* start Given data *

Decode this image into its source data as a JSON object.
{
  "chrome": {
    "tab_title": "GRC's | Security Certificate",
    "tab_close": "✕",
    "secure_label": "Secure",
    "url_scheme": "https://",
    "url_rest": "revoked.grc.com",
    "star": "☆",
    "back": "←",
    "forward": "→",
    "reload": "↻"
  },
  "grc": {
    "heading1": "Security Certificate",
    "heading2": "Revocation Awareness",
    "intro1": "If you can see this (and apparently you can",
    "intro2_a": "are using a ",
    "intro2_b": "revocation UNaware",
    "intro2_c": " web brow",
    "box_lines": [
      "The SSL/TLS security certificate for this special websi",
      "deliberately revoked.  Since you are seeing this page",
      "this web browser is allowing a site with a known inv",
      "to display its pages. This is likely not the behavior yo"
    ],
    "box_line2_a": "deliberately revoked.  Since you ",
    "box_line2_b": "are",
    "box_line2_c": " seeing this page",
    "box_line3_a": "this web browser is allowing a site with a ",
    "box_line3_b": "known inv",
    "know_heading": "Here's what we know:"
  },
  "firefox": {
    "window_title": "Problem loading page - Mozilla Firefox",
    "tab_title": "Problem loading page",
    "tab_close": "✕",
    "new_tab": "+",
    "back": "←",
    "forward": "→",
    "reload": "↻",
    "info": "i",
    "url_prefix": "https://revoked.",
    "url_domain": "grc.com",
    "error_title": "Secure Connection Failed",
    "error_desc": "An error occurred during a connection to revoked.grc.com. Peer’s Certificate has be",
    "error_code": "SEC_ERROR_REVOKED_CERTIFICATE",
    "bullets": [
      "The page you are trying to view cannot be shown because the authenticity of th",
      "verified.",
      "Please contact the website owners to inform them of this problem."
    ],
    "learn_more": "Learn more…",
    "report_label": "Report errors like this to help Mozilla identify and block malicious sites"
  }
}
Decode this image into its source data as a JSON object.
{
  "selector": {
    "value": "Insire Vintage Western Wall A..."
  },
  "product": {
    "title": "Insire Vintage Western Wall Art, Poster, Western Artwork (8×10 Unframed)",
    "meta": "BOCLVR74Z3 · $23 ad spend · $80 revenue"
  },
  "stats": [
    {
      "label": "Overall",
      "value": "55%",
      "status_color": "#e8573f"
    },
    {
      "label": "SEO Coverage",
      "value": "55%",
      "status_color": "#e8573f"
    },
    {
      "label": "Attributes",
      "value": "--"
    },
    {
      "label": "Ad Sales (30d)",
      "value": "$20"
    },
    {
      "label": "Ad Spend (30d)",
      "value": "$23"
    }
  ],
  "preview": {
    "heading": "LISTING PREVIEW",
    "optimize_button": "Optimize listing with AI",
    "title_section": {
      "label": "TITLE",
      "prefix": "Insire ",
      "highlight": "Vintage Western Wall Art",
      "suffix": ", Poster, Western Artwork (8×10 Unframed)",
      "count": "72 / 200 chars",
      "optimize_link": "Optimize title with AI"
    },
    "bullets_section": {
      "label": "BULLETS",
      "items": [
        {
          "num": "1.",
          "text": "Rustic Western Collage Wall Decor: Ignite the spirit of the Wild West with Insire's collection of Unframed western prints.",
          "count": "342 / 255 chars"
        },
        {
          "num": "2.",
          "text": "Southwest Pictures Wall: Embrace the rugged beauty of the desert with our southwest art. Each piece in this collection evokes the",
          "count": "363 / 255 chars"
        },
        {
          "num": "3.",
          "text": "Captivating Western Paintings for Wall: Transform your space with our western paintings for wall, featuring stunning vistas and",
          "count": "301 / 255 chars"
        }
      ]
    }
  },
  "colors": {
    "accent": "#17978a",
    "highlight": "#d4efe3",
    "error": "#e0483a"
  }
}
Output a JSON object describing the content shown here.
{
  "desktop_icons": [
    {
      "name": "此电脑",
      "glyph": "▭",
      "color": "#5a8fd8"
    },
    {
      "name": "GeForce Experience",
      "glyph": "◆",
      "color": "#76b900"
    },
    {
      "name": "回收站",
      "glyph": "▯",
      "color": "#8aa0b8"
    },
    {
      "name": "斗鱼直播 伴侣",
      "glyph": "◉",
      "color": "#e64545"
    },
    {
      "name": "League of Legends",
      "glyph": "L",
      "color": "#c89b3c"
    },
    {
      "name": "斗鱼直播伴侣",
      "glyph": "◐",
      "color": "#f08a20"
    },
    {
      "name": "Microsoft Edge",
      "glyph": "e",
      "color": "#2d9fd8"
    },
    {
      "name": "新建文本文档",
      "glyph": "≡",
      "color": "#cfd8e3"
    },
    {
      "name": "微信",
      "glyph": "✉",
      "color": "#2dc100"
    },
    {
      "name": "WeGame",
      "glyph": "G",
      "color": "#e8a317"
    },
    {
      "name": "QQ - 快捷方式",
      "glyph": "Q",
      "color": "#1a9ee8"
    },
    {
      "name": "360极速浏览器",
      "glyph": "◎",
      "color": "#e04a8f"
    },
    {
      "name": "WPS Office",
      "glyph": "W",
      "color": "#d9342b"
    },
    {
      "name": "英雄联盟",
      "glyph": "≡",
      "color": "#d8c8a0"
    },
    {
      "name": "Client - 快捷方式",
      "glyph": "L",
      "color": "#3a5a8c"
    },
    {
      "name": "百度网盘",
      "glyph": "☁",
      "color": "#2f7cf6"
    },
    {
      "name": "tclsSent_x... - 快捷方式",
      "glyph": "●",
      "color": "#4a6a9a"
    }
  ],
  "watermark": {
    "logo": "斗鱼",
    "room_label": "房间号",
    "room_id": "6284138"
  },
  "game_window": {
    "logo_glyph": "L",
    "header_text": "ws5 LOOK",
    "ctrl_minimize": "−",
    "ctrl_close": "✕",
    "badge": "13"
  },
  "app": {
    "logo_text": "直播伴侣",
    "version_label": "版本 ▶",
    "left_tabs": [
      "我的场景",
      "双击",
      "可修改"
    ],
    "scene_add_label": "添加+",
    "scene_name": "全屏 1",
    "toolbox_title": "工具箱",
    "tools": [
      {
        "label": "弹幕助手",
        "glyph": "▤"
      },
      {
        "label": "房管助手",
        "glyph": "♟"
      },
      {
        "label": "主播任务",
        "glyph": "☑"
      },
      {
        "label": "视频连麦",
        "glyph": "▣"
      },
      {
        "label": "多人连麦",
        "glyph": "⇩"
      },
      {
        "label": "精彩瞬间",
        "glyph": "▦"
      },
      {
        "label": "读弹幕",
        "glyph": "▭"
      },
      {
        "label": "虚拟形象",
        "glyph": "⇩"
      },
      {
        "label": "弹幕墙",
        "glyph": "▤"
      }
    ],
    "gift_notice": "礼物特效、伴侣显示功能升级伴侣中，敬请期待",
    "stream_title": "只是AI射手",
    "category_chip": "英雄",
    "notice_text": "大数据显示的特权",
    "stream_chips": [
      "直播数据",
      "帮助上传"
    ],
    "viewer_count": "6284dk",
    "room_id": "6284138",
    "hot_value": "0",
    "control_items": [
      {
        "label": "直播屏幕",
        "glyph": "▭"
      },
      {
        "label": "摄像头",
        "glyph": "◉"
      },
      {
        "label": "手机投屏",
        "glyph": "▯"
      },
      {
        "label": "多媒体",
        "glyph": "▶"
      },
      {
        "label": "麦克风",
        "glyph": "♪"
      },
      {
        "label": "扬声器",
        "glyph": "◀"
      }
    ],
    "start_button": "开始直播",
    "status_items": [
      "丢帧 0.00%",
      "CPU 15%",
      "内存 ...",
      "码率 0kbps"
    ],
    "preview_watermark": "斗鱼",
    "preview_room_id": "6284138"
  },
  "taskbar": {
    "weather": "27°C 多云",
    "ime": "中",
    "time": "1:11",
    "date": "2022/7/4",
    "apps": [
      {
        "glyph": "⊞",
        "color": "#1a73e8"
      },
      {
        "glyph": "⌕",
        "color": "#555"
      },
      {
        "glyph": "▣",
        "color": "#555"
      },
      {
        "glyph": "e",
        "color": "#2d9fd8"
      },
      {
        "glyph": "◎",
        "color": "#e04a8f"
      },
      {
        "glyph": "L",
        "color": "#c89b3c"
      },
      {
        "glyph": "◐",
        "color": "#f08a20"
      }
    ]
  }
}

* end Given data *

> _What is required_: Examine the entries and report how many of their lines contain the string "highlight", giving no more than the number.

> _Expected output_: 2